▶ [The request]:
Set down the data below without change, skipping the pictures it holds.

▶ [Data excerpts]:
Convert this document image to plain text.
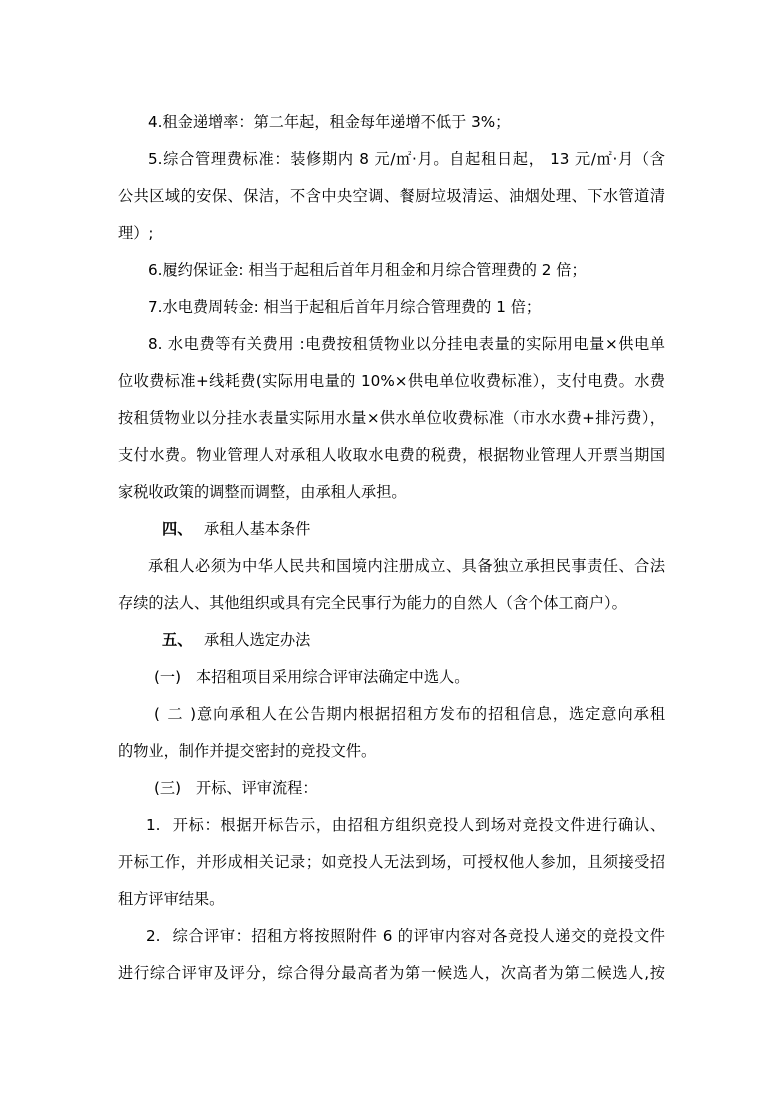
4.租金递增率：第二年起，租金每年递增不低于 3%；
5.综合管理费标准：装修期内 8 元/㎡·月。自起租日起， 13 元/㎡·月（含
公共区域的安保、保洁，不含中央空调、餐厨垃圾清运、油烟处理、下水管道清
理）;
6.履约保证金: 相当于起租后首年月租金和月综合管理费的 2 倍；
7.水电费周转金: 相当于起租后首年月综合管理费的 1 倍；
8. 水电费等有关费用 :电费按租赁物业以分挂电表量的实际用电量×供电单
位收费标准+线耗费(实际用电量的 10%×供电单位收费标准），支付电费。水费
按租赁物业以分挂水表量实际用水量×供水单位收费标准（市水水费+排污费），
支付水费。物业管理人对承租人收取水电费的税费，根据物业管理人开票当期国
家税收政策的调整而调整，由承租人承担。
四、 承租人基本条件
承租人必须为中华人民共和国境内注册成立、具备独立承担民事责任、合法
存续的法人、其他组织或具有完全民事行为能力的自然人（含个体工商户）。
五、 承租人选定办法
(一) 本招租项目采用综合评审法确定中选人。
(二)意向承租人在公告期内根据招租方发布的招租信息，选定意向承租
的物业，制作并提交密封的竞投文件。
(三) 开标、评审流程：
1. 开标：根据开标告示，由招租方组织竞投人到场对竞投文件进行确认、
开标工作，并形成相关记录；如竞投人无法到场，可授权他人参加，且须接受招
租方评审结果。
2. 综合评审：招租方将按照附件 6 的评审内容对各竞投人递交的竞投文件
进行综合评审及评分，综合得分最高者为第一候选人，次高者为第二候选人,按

▶ [Exercise solution]:
Convert this document image to plain text.
4.租金递增率：第二年起，租金每年递增不低于 3%；
5.综合管理费标准：装修期内 8 元/㎡·月。自起租日起， 13 元/㎡·月（含
公共区域的安保、保洁，不含中央空调、餐厨垃圾清运、油烟处理、下水管道清
理）;
6.履约保证金: 相当于起租后首年月租金和月综合管理费的 2 倍；
7.水电费周转金: 相当于起租后首年月综合管理费的 1 倍；
8. 水电费等有关费用 :电费按租赁物业以分挂电表量的实际用电量×供电单
位收费标准+线耗费(实际用电量的 10%×供电单位收费标准），支付电费。水费
按租赁物业以分挂水表量实际用水量×供水单位收费标准（市水水费+排污费），
支付水费。物业管理人对承租人收取水电费的税费，根据物业管理人开票当期国
家税收政策的调整而调整，由承租人承担。
四、 承租人基本条件
承租人必须为中华人民共和国境内注册成立、具备独立承担民事责任、合法
存续的法人、其他组织或具有完全民事行为能力的自然人（含个体工商户）。
五、 承租人选定办法
(一) 本招租项目采用综合评审法确定中选人。
(二)意向承租人在公告期内根据招租方发布的招租信息，选定意向承租
的物业，制作并提交密封的竞投文件。
(三) 开标、评审流程：
1. 开标：根据开标告示，由招租方组织竞投人到场对竞投文件进行确认、
开标工作，并形成相关记录；如竞投人无法到场，可授权他人参加，且须接受招
租方评审结果。
2. 综合评审：招租方将按照附件 6 的评审内容对各竞投人递交的竞投文件
进行综合评审及评分，综合得分最高者为第一候选人，次高者为第二候选人,按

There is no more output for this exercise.